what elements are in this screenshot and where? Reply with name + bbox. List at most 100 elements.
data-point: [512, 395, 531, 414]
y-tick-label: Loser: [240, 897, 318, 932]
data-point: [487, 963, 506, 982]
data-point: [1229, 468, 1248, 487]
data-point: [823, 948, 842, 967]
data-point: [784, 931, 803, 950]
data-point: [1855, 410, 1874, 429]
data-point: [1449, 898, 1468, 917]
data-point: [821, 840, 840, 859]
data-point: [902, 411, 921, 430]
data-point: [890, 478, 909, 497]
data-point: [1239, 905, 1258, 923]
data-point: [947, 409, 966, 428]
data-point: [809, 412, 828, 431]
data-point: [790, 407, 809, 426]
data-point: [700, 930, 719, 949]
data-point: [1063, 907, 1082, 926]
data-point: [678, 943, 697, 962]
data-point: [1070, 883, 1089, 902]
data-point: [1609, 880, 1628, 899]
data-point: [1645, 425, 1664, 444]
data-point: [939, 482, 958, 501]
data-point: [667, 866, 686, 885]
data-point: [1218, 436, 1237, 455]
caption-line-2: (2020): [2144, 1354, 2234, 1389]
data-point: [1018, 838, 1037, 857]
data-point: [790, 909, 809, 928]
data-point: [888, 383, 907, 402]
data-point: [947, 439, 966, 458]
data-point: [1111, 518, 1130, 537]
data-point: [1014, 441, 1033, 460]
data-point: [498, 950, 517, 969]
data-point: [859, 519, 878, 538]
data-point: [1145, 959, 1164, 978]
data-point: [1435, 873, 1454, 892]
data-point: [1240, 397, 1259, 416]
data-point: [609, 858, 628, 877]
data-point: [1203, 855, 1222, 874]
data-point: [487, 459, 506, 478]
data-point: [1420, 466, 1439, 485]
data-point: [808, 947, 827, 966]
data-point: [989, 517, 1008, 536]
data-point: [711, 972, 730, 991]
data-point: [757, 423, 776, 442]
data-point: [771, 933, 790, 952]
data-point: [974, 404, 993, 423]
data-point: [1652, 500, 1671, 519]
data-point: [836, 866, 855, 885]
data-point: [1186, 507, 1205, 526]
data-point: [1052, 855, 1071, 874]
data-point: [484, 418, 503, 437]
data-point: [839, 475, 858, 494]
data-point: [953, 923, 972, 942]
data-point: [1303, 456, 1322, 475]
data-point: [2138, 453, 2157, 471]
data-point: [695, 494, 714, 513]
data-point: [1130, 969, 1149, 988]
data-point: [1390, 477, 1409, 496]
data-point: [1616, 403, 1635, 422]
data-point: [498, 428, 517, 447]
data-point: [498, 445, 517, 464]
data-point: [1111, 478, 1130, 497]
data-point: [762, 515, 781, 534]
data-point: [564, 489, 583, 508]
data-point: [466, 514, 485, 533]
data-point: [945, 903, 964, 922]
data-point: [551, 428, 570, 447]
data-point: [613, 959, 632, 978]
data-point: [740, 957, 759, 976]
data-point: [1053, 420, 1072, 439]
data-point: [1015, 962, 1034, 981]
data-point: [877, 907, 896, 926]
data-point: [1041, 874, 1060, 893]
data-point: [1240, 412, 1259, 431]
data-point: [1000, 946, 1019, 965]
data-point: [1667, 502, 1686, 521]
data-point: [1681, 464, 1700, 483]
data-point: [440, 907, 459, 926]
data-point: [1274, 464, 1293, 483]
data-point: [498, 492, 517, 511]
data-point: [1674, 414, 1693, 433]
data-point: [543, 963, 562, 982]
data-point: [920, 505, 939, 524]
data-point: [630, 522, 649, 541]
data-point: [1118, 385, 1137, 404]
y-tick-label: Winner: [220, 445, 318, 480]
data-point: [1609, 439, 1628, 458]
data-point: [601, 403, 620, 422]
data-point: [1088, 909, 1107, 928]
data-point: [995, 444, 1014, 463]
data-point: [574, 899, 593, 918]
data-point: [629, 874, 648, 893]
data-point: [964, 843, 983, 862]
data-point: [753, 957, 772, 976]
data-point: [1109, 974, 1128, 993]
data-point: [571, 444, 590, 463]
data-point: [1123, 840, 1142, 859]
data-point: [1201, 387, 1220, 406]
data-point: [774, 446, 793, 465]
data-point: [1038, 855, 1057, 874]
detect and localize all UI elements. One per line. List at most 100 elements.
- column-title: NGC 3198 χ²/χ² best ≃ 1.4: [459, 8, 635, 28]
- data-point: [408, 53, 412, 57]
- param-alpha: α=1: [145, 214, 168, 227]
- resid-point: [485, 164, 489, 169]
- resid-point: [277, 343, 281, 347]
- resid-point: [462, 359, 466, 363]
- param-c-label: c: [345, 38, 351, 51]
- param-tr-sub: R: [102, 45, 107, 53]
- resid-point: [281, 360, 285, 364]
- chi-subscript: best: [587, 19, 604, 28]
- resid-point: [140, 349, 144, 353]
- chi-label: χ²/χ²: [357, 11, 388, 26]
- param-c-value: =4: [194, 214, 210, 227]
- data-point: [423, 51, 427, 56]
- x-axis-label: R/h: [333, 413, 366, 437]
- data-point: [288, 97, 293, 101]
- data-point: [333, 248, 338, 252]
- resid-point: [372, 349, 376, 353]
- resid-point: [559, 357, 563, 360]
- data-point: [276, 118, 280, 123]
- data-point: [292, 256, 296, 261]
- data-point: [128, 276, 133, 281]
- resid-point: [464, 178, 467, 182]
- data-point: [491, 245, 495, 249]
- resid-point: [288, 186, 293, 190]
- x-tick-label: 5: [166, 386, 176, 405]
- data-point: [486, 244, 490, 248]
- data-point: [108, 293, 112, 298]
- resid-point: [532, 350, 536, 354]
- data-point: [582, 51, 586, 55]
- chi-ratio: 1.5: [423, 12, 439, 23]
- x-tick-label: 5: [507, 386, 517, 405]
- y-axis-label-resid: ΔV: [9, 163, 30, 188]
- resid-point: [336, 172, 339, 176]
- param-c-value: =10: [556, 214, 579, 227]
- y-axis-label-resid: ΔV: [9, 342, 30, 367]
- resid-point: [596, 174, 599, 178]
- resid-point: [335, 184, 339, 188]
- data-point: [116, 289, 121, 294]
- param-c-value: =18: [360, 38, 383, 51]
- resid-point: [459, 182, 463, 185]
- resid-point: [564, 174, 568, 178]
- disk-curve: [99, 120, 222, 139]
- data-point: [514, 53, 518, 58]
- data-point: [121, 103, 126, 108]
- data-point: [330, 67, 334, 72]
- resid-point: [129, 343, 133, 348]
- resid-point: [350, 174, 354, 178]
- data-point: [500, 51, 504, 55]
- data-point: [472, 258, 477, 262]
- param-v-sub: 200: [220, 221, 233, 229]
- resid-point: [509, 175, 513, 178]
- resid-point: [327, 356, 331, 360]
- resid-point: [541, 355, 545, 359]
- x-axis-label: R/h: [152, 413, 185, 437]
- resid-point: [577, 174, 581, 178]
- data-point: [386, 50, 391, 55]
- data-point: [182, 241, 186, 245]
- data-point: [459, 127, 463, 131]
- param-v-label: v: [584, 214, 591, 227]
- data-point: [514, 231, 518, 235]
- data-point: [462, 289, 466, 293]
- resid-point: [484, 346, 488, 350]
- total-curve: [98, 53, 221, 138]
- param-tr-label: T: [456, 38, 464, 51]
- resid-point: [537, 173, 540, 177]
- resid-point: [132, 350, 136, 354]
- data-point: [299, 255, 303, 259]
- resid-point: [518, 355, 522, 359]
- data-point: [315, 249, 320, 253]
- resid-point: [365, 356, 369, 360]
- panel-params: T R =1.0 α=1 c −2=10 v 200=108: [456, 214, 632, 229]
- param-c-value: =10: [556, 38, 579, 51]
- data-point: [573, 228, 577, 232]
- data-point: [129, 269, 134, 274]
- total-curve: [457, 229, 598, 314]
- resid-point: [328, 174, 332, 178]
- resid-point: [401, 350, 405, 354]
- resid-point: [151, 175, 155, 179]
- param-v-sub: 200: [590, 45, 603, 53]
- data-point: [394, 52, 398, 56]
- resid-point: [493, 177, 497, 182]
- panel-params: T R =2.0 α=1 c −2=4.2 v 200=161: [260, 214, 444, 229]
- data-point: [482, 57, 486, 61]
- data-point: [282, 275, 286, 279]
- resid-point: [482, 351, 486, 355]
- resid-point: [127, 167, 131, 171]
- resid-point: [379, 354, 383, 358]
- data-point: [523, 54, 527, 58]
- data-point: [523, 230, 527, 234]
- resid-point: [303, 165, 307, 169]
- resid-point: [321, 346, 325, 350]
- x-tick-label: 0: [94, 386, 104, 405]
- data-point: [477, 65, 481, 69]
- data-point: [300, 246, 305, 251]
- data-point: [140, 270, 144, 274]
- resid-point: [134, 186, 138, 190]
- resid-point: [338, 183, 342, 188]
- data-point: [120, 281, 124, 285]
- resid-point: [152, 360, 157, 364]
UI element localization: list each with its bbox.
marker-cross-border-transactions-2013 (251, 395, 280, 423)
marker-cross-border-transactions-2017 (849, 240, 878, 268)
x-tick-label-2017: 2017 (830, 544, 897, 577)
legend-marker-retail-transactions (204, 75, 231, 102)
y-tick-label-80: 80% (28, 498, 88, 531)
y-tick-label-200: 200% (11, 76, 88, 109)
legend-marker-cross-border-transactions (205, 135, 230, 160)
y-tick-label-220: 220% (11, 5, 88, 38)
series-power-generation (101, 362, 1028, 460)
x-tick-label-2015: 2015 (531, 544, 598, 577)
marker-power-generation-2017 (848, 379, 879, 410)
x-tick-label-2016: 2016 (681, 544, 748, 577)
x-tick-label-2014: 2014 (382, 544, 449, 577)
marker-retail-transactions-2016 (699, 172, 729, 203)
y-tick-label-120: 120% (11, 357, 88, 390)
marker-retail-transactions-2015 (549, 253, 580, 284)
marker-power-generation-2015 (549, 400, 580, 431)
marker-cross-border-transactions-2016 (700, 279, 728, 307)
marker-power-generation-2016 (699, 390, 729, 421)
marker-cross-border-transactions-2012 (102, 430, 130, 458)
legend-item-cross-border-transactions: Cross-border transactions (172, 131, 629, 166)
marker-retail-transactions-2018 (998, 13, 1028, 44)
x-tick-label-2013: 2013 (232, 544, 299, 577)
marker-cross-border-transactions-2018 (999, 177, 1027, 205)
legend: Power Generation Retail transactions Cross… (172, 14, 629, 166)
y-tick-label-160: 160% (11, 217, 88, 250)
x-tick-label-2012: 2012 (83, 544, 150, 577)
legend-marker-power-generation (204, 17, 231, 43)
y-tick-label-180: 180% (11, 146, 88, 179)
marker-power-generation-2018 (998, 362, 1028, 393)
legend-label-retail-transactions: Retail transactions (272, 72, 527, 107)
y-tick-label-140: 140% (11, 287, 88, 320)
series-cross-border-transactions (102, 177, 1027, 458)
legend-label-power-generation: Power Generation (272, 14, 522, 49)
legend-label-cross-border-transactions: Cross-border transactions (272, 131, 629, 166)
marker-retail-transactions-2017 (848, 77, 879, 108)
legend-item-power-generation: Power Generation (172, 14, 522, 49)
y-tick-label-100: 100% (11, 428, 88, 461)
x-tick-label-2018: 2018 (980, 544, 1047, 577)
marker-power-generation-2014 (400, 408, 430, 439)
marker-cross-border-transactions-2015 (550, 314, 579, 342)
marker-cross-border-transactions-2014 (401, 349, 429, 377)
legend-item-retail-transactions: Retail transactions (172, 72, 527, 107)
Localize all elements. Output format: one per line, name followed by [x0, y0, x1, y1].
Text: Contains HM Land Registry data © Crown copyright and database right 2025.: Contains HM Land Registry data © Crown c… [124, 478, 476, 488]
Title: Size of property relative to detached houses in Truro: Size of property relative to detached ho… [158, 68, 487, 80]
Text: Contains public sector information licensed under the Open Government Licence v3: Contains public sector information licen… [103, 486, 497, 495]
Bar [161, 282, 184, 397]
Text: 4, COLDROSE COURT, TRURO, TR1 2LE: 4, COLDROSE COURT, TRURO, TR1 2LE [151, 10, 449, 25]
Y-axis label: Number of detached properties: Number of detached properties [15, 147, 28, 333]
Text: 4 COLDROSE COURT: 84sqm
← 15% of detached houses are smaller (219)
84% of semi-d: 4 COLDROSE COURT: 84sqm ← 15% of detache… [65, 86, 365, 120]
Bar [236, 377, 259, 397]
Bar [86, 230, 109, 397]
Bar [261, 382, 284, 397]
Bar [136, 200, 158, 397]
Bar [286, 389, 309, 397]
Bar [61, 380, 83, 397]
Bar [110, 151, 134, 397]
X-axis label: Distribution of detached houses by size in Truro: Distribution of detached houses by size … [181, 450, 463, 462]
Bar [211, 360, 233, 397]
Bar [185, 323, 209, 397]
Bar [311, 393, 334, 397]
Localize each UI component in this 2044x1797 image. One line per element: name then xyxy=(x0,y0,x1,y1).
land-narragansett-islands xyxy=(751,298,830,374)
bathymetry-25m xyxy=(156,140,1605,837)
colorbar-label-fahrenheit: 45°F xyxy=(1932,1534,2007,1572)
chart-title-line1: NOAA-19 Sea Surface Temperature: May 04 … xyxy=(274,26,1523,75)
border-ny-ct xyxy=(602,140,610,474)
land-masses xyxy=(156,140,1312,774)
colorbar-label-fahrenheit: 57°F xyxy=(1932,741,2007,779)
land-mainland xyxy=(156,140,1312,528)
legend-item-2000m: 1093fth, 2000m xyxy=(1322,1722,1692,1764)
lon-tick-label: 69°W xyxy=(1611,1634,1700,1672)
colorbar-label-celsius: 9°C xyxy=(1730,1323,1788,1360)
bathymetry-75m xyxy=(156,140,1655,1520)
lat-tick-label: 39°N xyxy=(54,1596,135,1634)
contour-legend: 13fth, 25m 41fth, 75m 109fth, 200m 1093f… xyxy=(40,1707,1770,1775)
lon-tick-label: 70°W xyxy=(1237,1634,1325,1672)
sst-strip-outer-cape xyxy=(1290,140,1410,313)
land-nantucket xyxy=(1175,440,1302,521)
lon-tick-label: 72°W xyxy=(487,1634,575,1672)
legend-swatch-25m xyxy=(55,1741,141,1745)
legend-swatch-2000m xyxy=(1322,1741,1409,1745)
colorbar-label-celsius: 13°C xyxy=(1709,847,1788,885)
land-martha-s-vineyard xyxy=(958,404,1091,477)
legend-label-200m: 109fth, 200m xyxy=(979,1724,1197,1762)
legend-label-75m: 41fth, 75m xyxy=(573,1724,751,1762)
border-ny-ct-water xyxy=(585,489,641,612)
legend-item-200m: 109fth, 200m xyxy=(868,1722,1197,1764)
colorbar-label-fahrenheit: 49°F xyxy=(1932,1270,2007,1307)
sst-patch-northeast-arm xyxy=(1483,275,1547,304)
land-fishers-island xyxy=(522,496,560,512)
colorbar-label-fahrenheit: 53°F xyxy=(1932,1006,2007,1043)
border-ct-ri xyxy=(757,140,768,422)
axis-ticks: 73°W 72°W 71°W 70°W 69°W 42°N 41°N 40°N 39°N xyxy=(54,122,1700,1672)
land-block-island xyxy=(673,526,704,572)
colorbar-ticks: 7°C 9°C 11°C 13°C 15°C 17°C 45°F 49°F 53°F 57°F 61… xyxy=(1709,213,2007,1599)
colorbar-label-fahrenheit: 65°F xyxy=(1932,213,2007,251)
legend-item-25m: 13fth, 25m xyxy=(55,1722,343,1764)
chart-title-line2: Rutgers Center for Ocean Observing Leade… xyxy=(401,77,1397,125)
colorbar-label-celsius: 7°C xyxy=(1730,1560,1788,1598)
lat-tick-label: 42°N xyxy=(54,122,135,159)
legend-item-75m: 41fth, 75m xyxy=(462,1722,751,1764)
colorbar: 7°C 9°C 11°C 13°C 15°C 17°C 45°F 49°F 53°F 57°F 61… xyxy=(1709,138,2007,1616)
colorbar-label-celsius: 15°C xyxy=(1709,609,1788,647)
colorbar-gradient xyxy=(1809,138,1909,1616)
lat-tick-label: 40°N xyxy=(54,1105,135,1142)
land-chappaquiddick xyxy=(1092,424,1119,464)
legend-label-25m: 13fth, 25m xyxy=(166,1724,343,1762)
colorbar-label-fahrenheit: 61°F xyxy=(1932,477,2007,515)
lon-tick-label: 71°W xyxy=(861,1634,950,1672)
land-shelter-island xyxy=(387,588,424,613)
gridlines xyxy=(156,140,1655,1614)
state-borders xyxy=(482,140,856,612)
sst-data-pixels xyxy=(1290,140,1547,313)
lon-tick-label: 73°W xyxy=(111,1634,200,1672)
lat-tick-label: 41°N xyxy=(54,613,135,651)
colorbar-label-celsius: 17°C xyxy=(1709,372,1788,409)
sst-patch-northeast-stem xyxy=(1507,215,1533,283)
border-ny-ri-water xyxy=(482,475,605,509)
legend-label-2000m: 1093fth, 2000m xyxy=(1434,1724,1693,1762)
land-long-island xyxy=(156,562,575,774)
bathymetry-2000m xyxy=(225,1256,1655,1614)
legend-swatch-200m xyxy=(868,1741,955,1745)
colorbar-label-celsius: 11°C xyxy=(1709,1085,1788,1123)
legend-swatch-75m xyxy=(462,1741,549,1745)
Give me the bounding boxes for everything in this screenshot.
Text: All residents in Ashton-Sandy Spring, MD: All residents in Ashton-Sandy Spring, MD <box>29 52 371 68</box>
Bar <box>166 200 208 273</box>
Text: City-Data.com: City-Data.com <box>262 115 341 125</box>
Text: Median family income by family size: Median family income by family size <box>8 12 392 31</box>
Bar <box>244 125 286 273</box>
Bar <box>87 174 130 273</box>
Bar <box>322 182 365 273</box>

--*--

§ **Short problem**
Update the records from their first line through the line containing "data-point: [939, 482, 958, 501]", changing "y-tick-label" to "y-axis-label" and leaving everything else as it is.

§ **Completed task**
what elements are in this screenshot and where? Reply with name + bbox. List at most 100 elements.
data-point: [512, 395, 531, 414]
y-axis-label: Loser: [240, 897, 318, 932]
data-point: [487, 963, 506, 982]
data-point: [1229, 468, 1248, 487]
data-point: [823, 948, 842, 967]
data-point: [784, 931, 803, 950]
data-point: [1855, 410, 1874, 429]
data-point: [1449, 898, 1468, 917]
data-point: [821, 840, 840, 859]
data-point: [902, 411, 921, 430]
data-point: [890, 478, 909, 497]
data-point: [1239, 905, 1258, 923]
data-point: [947, 409, 966, 428]
data-point: [809, 412, 828, 431]
data-point: [790, 407, 809, 426]
data-point: [700, 930, 719, 949]
data-point: [1063, 907, 1082, 926]
data-point: [678, 943, 697, 962]
data-point: [1070, 883, 1089, 902]
data-point: [1609, 880, 1628, 899]
data-point: [1645, 425, 1664, 444]
data-point: [939, 482, 958, 501]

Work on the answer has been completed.